* begin *
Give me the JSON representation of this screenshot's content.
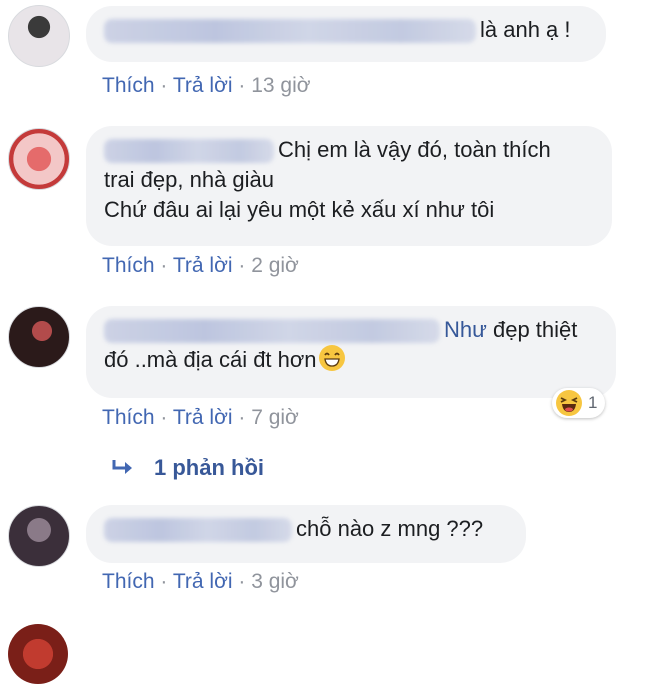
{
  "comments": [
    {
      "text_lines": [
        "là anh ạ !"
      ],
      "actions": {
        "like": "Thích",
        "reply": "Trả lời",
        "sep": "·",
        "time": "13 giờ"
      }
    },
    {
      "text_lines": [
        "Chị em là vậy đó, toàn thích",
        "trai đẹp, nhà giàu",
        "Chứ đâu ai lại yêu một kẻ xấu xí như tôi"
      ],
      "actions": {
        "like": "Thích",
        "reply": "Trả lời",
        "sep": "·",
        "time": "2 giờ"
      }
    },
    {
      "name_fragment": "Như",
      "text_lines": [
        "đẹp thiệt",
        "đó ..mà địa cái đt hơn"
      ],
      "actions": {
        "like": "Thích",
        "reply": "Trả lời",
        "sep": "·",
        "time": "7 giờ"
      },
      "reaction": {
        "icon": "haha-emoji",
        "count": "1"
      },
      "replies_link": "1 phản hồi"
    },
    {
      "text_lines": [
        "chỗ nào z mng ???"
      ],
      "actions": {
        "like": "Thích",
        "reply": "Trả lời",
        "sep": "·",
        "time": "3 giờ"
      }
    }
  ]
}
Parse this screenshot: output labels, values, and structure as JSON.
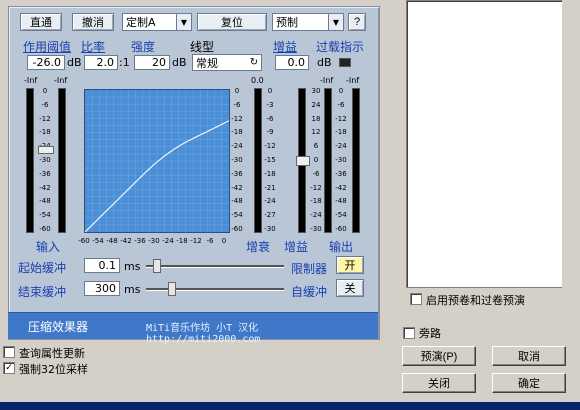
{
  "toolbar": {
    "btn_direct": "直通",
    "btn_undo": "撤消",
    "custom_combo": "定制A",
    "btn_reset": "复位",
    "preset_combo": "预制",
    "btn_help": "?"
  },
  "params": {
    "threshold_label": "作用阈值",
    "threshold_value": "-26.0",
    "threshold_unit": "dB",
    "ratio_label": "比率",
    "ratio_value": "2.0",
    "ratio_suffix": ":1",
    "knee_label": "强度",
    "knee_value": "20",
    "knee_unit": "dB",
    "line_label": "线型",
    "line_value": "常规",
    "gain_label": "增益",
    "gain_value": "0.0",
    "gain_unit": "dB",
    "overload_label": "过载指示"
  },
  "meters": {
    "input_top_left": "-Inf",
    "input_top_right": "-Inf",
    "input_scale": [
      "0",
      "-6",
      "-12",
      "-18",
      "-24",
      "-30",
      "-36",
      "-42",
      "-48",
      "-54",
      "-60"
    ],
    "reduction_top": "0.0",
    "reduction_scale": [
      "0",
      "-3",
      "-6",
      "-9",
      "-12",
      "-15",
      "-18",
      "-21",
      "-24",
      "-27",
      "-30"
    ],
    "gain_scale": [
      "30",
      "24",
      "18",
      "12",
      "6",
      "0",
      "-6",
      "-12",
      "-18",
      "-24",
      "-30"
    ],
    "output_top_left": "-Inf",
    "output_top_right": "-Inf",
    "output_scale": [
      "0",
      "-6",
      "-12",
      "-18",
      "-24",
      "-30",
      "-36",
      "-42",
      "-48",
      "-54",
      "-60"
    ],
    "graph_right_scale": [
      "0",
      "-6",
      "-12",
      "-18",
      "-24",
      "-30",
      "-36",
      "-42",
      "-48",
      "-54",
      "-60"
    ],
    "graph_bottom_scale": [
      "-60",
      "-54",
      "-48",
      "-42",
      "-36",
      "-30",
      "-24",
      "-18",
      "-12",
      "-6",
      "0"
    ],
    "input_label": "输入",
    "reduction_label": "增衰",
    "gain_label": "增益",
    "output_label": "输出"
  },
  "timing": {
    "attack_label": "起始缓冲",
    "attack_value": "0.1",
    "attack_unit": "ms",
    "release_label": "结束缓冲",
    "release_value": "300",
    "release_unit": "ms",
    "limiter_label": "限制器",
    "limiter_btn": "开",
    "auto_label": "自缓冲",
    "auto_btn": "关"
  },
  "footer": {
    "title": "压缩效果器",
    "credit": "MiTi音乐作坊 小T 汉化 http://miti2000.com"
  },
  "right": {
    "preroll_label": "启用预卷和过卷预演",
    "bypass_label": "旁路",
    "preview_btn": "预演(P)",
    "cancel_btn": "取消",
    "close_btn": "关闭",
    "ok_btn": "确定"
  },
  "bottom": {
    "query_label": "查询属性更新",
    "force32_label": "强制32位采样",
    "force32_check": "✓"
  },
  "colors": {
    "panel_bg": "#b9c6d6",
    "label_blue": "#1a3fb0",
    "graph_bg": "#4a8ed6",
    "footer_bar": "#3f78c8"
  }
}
* end *
_Exercise requirements_
Lines containing the string "time" are to be selected and copied.

_The output_
        "time": "13 giờ"
        "time": "2 giờ"
        "time": "7 giờ"
        "time": "3 giờ"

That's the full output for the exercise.